# START OF PROVIDED RECORDS

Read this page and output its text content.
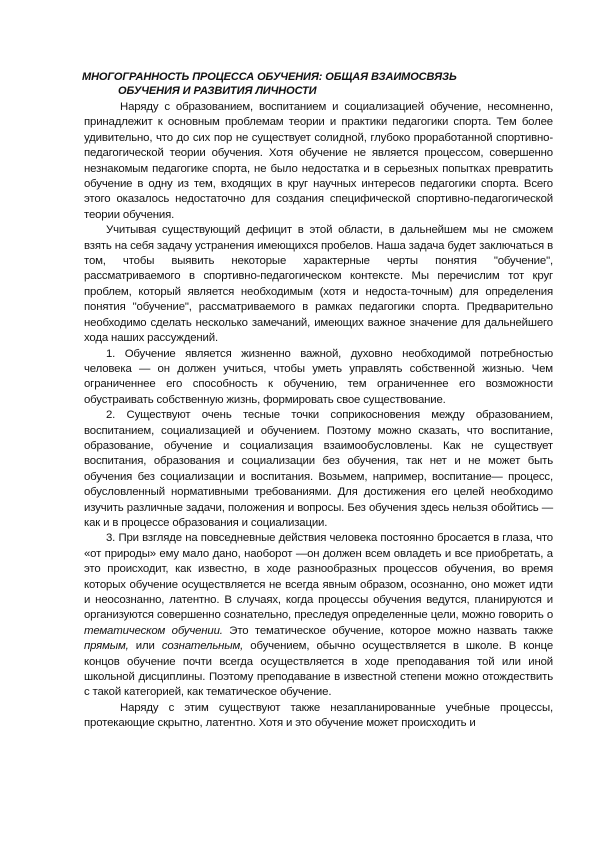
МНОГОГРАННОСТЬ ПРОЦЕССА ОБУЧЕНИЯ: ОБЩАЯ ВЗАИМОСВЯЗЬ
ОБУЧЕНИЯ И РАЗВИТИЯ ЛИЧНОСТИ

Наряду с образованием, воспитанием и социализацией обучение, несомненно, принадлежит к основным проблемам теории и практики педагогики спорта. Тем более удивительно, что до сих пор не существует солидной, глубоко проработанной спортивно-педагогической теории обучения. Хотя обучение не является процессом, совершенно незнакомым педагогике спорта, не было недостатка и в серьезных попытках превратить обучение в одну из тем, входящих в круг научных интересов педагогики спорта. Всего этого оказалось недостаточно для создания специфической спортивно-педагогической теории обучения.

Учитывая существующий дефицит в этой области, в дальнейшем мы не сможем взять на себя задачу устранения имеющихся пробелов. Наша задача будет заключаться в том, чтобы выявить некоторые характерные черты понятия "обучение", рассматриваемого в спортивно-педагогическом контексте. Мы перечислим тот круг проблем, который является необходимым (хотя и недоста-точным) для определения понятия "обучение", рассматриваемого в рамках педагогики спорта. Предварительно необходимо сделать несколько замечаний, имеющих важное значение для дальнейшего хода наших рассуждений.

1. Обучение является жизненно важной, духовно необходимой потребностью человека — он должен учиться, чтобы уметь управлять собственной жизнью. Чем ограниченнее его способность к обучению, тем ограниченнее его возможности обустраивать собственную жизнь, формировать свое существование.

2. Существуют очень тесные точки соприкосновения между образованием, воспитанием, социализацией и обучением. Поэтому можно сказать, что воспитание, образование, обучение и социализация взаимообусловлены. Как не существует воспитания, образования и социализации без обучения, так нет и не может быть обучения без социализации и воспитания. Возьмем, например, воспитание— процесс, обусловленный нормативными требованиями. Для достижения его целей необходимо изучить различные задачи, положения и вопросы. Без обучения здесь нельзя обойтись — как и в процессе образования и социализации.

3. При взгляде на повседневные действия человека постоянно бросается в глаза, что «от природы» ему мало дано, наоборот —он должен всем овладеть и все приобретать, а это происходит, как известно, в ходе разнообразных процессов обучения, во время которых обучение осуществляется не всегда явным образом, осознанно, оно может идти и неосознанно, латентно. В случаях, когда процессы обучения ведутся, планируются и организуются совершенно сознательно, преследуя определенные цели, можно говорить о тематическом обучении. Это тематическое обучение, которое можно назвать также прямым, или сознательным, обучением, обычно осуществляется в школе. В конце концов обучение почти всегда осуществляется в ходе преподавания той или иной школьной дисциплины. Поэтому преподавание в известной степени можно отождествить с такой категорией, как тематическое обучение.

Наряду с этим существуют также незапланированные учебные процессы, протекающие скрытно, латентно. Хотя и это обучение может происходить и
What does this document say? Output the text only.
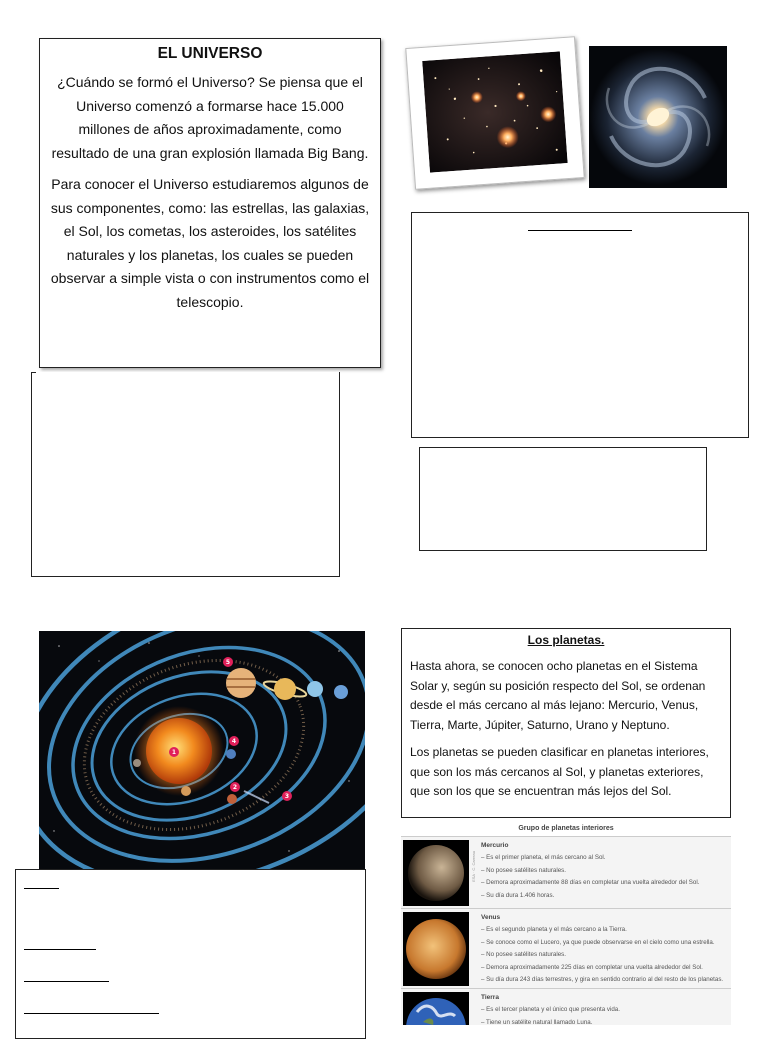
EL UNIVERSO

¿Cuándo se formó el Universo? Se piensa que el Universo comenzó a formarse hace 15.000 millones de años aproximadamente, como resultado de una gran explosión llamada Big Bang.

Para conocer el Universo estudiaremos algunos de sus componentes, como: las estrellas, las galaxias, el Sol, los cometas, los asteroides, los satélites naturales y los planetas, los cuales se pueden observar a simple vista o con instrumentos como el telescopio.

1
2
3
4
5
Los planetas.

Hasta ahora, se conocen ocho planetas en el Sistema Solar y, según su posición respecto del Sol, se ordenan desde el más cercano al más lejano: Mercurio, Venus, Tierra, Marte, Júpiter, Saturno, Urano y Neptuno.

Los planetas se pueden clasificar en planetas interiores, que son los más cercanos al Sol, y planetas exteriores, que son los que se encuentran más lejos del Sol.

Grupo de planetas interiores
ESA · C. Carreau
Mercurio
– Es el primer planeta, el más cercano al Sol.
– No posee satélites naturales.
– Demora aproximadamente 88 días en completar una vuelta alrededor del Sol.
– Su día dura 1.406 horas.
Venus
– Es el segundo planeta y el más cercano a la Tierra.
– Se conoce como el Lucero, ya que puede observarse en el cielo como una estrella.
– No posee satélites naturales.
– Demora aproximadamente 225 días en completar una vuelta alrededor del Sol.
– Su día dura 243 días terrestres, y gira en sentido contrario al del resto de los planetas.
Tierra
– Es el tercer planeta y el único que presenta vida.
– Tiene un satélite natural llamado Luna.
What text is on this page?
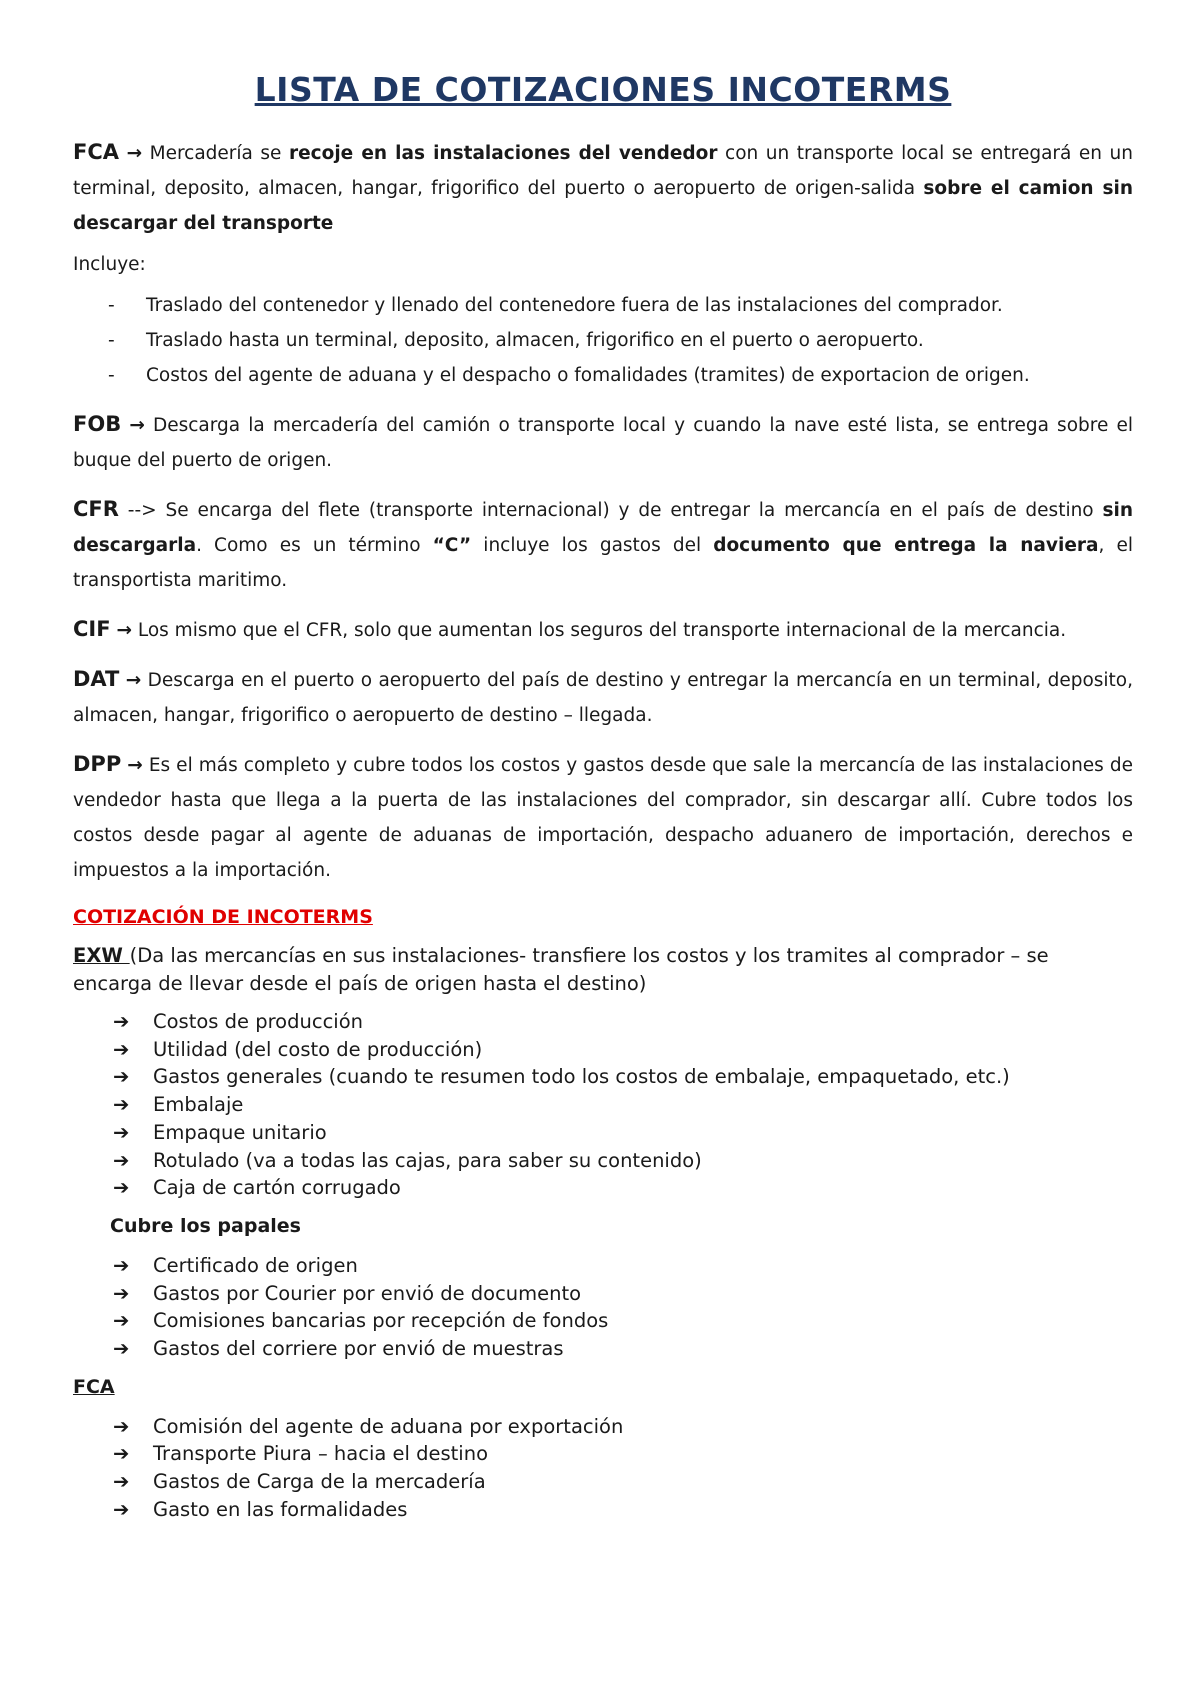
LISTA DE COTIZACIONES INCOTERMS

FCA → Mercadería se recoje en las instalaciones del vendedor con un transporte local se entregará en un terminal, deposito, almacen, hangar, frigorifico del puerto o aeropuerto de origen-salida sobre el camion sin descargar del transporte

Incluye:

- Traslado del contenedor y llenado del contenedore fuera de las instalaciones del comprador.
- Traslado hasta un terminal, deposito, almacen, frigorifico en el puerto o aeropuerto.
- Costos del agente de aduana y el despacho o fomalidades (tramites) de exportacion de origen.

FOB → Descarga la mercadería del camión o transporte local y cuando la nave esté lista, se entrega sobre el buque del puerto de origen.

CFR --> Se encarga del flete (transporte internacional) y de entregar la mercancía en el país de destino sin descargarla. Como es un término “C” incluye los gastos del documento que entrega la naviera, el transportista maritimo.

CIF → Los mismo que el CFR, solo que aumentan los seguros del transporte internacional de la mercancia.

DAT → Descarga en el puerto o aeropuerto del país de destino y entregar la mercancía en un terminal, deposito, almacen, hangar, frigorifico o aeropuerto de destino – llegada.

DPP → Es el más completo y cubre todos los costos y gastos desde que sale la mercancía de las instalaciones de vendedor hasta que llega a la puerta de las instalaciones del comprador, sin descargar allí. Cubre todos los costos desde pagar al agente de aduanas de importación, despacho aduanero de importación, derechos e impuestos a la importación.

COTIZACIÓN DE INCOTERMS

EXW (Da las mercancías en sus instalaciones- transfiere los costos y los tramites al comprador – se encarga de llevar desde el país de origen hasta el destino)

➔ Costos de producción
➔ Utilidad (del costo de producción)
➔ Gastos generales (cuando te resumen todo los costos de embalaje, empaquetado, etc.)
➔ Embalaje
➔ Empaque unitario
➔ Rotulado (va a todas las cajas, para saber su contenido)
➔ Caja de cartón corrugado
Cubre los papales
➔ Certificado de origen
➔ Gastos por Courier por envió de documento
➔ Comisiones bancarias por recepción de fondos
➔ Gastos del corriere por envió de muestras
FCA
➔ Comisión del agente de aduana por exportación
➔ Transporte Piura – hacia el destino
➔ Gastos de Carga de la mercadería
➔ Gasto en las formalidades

# END OF PROVIDED RECORDS

● **WHAT IS EXPECTED**
State how many lines of the entries above include the word "page", offering no text other than the number.

● **OUTPUT OF THE EXERCISE**
2